(Records from a data source)
+++++

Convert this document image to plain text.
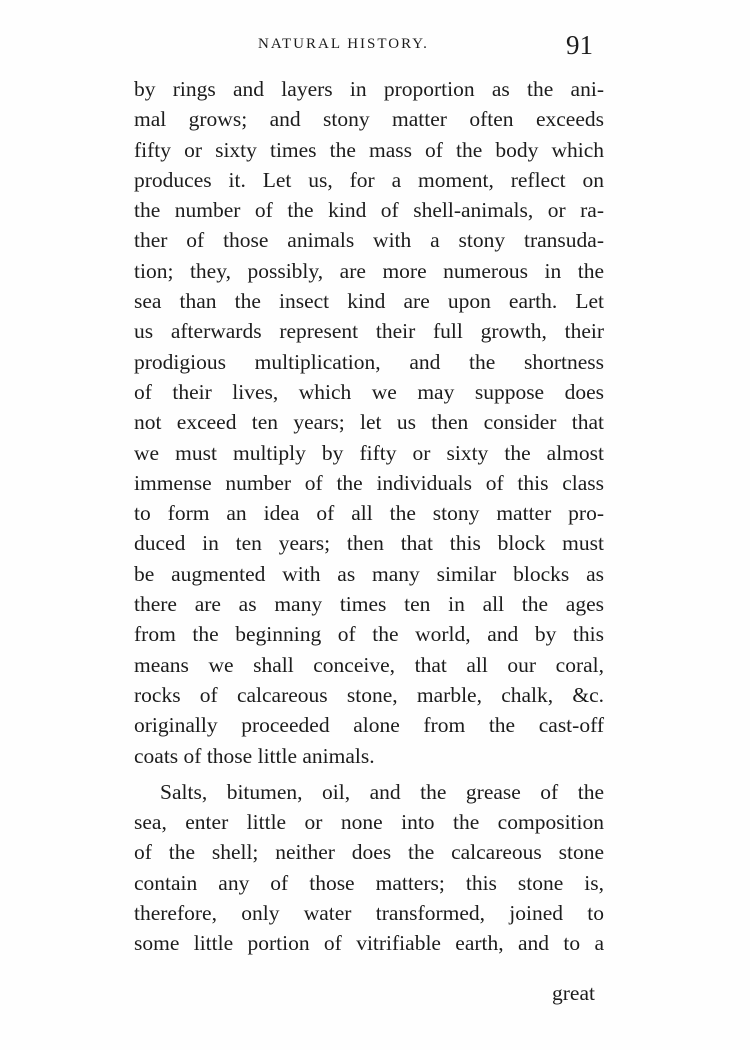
NATURAL HISTORY.	91
by rings and layers in proportion as the ani-
mal grows; and stony matter often exceeds
fifty or sixty times the mass of the body which
produces it. Let us, for a moment, reflect on
the number of the kind of shell-animals, or ra-
ther of those animals with a stony transuda-
tion; they, possibly, are more numerous in the
sea than the insect kind are upon earth. Let
us afterwards represent their full growth, their
prodigious multiplication, and the shortness
of their lives, which we may suppose does
not exceed ten years; let us then consider that
we must multiply by fifty or sixty the almost
immense number of the individuals of this class
to form an idea of all the stony matter pro-
duced in ten years; then that this block must
be augmented with as many similar blocks as
there are as many times ten in all the ages
from the beginning of the world, and by this
means we shall conceive, that all our coral,
rocks of calcareous stone, marble, chalk, &c.
originally proceeded alone from the cast-off
coats of those little animals.
Salts, bitumen, oil, and the grease of the
sea, enter little or none into the composition
of the shell; neither does the calcareous stone
contain any of those matters; this stone is,
therefore, only water transformed, joined to
some little portion of vitrifiable earth, and to a
great
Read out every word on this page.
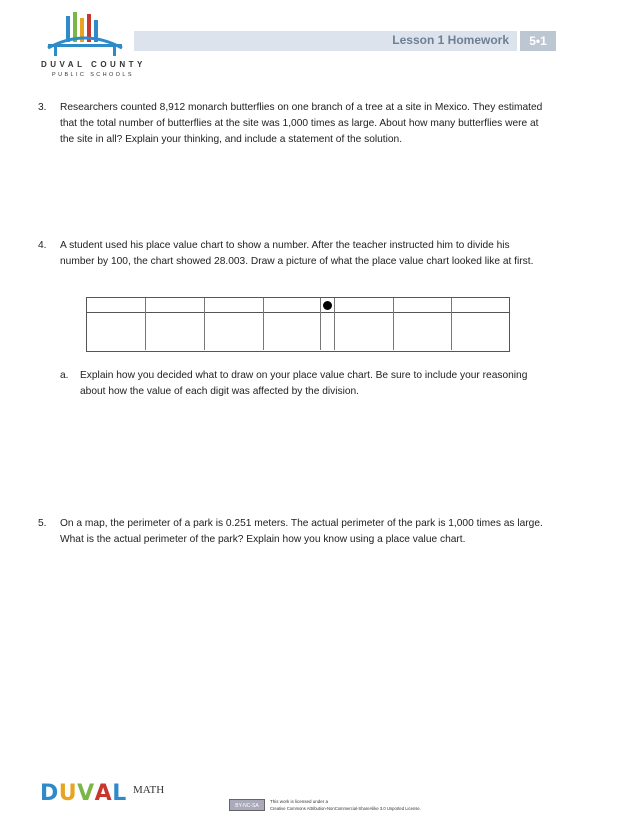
DUVAL COUNTY
PUBLIC SCHOOLS
Lesson 1 Homework	5•1
3. Researchers counted 8,912 monarch butterflies on one branch of a tree at a site in Mexico. They estimated that the total number of butterflies at the site was 1,000 times as large. About how many butterflies were at the site in all? Explain your thinking, and include a statement of the solution.
4. A student used his place value chart to show a number. After the teacher instructed him to divide his number by 100, the chart showed 28.003. Draw a picture of what the place value chart looked like at first.
a. Explain how you decided what to draw on your place value chart. Be sure to include your reasoning about how the value of each digit was affected by the division.
5. On a map, the perimeter of a park is 0.251 meters. The actual perimeter of the park is 1,000 times as large. What is the actual perimeter of the park? Explain how you know using a place value chart.
DUVAL MATH
BY-NC-SA
This work is licensed under a
Creative Commons Attribution-NonCommercial-ShareAlike 3.0 Unported License.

+++++

Exercise requirements »
Each record must be quoted in full and exactly. Do not include the pictures.

Result for this exercise »
Convert this document image to plain text.
NATURAL HISTORY.	91
by rings and layers in proportion as the ani-
mal grows; and stony matter often exceeds
fifty or sixty times the mass of the body which
produces it. Let us, for a moment, reflect on
the number of the kind of shell-animals, or ra-
ther of those animals with a stony transuda-
tion; they, possibly, are more numerous in the
sea than the insect kind are upon earth. Let
us afterwards represent their full growth, their
prodigious multiplication, and the shortness
of their lives, which we may suppose does
not exceed ten years; let us then consider that
we must multiply by fifty or sixty the almost
immense number of the individuals of this class
to form an idea of all the stony matter pro-
duced in ten years; then that this block must
be augmented with as many similar blocks as
there are as many times ten in all the ages
from the beginning of the world, and by this
means we shall conceive, that all our coral,
rocks of calcareous stone, marble, chalk, &c.
originally proceeded alone from the cast-off
coats of those little animals.
Salts, bitumen, oil, and the grease of the
sea, enter little or none into the composition
of the shell; neither does the calcareous stone
contain any of those matters; this stone is,
therefore, only water transformed, joined to
some little portion of vitrifiable earth, and to a
great
Read out every word on this page.
DUVAL COUNTY
PUBLIC SCHOOLS
Lesson 1 Homework	5•1
3. Researchers counted 8,912 monarch butterflies on one branch of a tree at a site in Mexico. They estimated that the total number of butterflies at the site was 1,000 times as large. About how many butterflies were at the site in all? Explain your thinking, and include a statement of the solution.
4. A student used his place value chart to show a number. After the teacher instructed him to divide his number by 100, the chart showed 28.003. Draw a picture of what the place value chart looked like at first.
a. Explain how you decided what to draw on your place value chart. Be sure to include your reasoning about how the value of each digit was affected by the division.
5. On a map, the perimeter of a park is 0.251 meters. The actual perimeter of the park is 1,000 times as large. What is the actual perimeter of the park? Explain how you know using a place value chart.
DUVAL MATH
BY-NC-SA
This work is licensed under a
Creative Commons Attribution-NonCommercial-ShareAlike 3.0 Unported License.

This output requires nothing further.